— Begin —

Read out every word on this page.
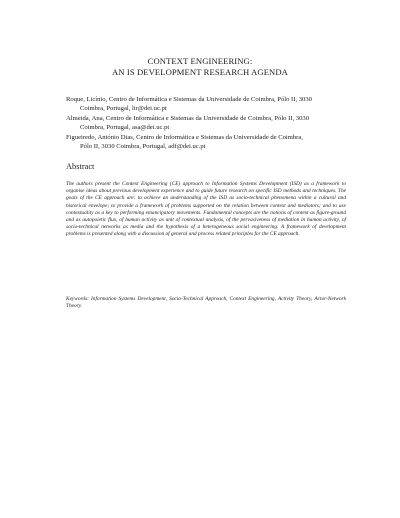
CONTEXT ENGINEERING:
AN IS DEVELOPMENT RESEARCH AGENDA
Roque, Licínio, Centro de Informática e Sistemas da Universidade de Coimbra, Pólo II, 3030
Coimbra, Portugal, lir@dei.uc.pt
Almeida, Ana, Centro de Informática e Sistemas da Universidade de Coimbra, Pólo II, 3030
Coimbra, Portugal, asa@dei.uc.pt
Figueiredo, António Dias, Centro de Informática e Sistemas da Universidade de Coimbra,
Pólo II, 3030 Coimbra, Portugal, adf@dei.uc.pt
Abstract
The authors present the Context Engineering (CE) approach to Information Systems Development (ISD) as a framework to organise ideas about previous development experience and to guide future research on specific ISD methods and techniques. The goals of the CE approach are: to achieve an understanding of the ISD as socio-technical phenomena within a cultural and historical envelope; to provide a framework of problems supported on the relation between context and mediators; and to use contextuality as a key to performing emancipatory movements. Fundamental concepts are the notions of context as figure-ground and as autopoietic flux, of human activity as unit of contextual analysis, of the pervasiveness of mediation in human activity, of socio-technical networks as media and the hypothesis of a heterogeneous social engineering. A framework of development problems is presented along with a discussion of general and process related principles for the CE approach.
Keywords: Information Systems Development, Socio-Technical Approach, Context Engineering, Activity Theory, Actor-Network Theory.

— End —
— Begin —

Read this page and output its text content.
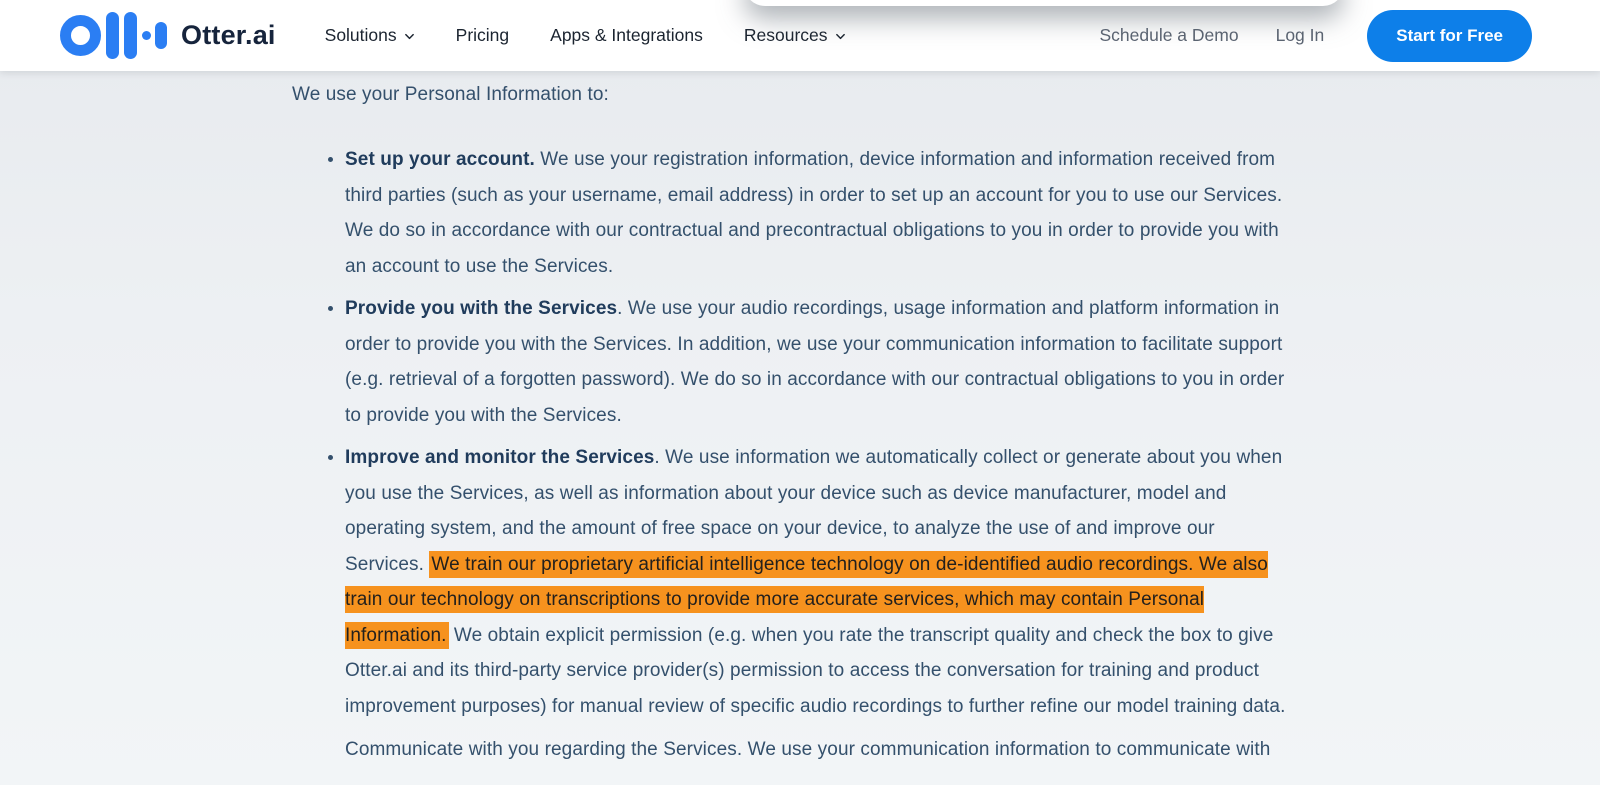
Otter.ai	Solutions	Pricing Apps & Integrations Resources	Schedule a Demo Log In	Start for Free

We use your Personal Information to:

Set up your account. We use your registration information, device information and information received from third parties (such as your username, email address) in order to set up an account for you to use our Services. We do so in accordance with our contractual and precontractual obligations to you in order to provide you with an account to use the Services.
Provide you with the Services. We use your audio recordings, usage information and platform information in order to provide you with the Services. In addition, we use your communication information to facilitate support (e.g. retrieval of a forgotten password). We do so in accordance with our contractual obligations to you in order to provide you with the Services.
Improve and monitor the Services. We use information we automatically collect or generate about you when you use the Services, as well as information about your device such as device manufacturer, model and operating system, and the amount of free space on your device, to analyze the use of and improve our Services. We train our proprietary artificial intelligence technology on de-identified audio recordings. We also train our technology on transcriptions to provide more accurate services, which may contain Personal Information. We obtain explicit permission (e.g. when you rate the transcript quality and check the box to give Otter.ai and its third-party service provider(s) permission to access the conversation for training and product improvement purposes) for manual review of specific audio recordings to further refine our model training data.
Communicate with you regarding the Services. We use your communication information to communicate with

— End —

Report every line containing the word "order" from the listing above.

**Response**
Set up your account. We use your registration information, device information and information received from third parties (such as your username, email address) in order to set up an account for you to use our Services. We do so in accordance with our contractual and precontractual obligations to you in order to provide you with an account to use the Services.
Provide you with the Services. We use your audio recordings, usage information and platform information in order to provide you with the Services. In addition, we use your communication information to facilitate support (e.g. retrieval of a forgotten password). We do so in accordance with our contractual obligations to you in order to provide you with the Services.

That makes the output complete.